[Begin Materials provided]

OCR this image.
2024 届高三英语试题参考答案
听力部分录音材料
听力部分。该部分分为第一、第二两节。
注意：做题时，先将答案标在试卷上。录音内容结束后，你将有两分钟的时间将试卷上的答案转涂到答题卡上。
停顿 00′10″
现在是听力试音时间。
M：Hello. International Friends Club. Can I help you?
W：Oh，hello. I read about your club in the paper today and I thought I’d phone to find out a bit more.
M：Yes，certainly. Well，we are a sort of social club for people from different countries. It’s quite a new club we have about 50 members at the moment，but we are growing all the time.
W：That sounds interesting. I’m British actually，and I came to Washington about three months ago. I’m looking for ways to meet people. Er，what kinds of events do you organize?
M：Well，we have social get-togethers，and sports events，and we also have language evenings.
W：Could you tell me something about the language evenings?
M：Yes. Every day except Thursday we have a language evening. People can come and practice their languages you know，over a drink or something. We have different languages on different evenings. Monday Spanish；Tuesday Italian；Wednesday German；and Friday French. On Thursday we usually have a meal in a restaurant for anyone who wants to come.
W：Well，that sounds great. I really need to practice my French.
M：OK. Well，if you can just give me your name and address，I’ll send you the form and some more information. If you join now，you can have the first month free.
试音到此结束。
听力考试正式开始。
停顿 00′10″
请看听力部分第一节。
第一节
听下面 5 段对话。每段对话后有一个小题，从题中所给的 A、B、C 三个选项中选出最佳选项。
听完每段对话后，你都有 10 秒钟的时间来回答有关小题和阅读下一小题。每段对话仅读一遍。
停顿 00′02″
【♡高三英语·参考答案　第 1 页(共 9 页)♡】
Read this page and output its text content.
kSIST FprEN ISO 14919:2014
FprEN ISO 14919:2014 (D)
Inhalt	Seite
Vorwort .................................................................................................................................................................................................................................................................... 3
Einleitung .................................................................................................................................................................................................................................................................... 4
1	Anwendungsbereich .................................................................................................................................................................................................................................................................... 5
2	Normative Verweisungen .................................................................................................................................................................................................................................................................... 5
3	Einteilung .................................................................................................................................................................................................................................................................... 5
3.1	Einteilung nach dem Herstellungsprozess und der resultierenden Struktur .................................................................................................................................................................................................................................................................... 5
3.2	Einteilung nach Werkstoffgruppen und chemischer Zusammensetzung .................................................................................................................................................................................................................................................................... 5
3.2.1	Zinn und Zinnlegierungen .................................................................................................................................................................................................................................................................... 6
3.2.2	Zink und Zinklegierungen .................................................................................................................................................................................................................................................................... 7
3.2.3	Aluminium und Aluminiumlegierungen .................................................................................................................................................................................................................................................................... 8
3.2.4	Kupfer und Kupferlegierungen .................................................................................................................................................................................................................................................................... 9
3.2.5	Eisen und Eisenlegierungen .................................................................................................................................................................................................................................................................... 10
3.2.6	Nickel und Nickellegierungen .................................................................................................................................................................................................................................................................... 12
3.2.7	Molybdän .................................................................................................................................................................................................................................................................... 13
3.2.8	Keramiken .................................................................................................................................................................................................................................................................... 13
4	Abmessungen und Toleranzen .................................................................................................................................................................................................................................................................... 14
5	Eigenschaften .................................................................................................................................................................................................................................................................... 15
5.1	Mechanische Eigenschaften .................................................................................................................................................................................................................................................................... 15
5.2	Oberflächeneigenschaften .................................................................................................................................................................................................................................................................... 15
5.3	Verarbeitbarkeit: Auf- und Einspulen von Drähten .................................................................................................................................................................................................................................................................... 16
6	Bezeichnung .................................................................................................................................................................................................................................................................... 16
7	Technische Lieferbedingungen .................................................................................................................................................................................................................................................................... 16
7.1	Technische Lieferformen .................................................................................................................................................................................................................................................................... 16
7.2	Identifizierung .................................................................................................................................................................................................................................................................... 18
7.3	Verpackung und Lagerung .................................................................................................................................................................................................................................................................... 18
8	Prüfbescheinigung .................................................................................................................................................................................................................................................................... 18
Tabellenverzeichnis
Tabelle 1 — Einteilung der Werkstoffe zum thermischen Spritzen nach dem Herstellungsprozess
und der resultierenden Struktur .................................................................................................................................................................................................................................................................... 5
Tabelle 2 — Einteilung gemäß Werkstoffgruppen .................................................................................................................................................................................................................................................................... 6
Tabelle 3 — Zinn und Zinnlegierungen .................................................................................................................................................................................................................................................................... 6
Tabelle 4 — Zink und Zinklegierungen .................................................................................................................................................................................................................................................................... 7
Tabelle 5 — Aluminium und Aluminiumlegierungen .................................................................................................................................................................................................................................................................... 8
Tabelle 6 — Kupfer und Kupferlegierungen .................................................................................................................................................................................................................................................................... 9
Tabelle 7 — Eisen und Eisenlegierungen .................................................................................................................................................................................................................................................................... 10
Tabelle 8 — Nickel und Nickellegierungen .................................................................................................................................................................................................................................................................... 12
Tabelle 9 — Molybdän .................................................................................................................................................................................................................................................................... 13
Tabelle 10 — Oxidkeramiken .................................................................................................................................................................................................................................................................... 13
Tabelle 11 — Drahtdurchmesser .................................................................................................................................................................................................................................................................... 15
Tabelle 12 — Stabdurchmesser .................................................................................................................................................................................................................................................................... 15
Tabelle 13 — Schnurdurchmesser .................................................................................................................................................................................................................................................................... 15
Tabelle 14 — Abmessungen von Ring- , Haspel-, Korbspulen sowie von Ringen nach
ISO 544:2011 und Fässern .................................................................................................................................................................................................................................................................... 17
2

[End Materials provided]

-- Work required --
Would you reproduce the material above in full, exactly as given?

-- Written solution --
OCR this image.
2024 届高三英语试题参考答案
听力部分录音材料
听力部分。该部分分为第一、第二两节。
注意：做题时，先将答案标在试卷上。录音内容结束后，你将有两分钟的时间将试卷上的答案转涂到答题卡上。
停顿 00′10″
现在是听力试音时间。
M：Hello. International Friends Club. Can I help you?
W：Oh，hello. I read about your club in the paper today and I thought I’d phone to find out a bit more.
M：Yes，certainly. Well，we are a sort of social club for people from different countries. It’s quite a new club we have about 50 members at the moment，but we are growing all the time.
W：That sounds interesting. I’m British actually，and I came to Washington about three months ago. I’m looking for ways to meet people. Er，what kinds of events do you organize?
M：Well，we have social get-togethers，and sports events，and we also have language evenings.
W：Could you tell me something about the language evenings?
M：Yes. Every day except Thursday we have a language evening. People can come and practice their languages you know，over a drink or something. We have different languages on different evenings. Monday Spanish；Tuesday Italian；Wednesday German；and Friday French. On Thursday we usually have a meal in a restaurant for anyone who wants to come.
W：Well，that sounds great. I really need to practice my French.
M：OK. Well，if you can just give me your name and address，I’ll send you the form and some more information. If you join now，you can have the first month free.
试音到此结束。
听力考试正式开始。
停顿 00′10″
请看听力部分第一节。
第一节
听下面 5 段对话。每段对话后有一个小题，从题中所给的 A、B、C 三个选项中选出最佳选项。
听完每段对话后，你都有 10 秒钟的时间来回答有关小题和阅读下一小题。每段对话仅读一遍。
停顿 00′02″
【♡高三英语·参考答案　第 1 页(共 9 页)♡】
Read this page and output its text content.
kSIST FprEN ISO 14919:2014
FprEN ISO 14919:2014 (D)
Inhalt	Seite
Vorwort .................................................................................................................................................................................................................................................................... 3
Einleitung .................................................................................................................................................................................................................................................................... 4
1	Anwendungsbereich .................................................................................................................................................................................................................................................................... 5
2	Normative Verweisungen .................................................................................................................................................................................................................................................................... 5
3	Einteilung .................................................................................................................................................................................................................................................................... 5
3.1	Einteilung nach dem Herstellungsprozess und der resultierenden Struktur .................................................................................................................................................................................................................................................................... 5
3.2	Einteilung nach Werkstoffgruppen und chemischer Zusammensetzung .................................................................................................................................................................................................................................................................... 5
3.2.1	Zinn und Zinnlegierungen .................................................................................................................................................................................................................................................................... 6
3.2.2	Zink und Zinklegierungen .................................................................................................................................................................................................................................................................... 7
3.2.3	Aluminium und Aluminiumlegierungen .................................................................................................................................................................................................................................................................... 8
3.2.4	Kupfer und Kupferlegierungen .................................................................................................................................................................................................................................................................... 9
3.2.5	Eisen und Eisenlegierungen .................................................................................................................................................................................................................................................................... 10
3.2.6	Nickel und Nickellegierungen .................................................................................................................................................................................................................................................................... 12
3.2.7	Molybdän .................................................................................................................................................................................................................................................................... 13
3.2.8	Keramiken .................................................................................................................................................................................................................................................................... 13
4	Abmessungen und Toleranzen .................................................................................................................................................................................................................................................................... 14
5	Eigenschaften .................................................................................................................................................................................................................................................................... 15
5.1	Mechanische Eigenschaften .................................................................................................................................................................................................................................................................... 15
5.2	Oberflächeneigenschaften .................................................................................................................................................................................................................................................................... 15
5.3	Verarbeitbarkeit: Auf- und Einspulen von Drähten .................................................................................................................................................................................................................................................................... 16
6	Bezeichnung .................................................................................................................................................................................................................................................................... 16
7	Technische Lieferbedingungen .................................................................................................................................................................................................................................................................... 16
7.1	Technische Lieferformen .................................................................................................................................................................................................................................................................... 16
7.2	Identifizierung .................................................................................................................................................................................................................................................................... 18
7.3	Verpackung und Lagerung .................................................................................................................................................................................................................................................................... 18
8	Prüfbescheinigung .................................................................................................................................................................................................................................................................... 18
Tabellenverzeichnis
Tabelle 1 — Einteilung der Werkstoffe zum thermischen Spritzen nach dem Herstellungsprozess
und der resultierenden Struktur .................................................................................................................................................................................................................................................................... 5
Tabelle 2 — Einteilung gemäß Werkstoffgruppen .................................................................................................................................................................................................................................................................... 6
Tabelle 3 — Zinn und Zinnlegierungen .................................................................................................................................................................................................................................................................... 6
Tabelle 4 — Zink und Zinklegierungen .................................................................................................................................................................................................................................................................... 7
Tabelle 5 — Aluminium und Aluminiumlegierungen .................................................................................................................................................................................................................................................................... 8
Tabelle 6 — Kupfer und Kupferlegierungen .................................................................................................................................................................................................................................................................... 9
Tabelle 7 — Eisen und Eisenlegierungen .................................................................................................................................................................................................................................................................... 10
Tabelle 8 — Nickel und Nickellegierungen .................................................................................................................................................................................................................................................................... 12
Tabelle 9 — Molybdän .................................................................................................................................................................................................................................................................... 13
Tabelle 10 — Oxidkeramiken .................................................................................................................................................................................................................................................................... 13
Tabelle 11 — Drahtdurchmesser .................................................................................................................................................................................................................................................................... 15
Tabelle 12 — Stabdurchmesser .................................................................................................................................................................................................................................................................... 15
Tabelle 13 — Schnurdurchmesser .................................................................................................................................................................................................................................................................... 15
Tabelle 14 — Abmessungen von Ring- , Haspel-, Korbspulen sowie von Ringen nach
ISO 544:2011 und Fässern .................................................................................................................................................................................................................................................................... 17
2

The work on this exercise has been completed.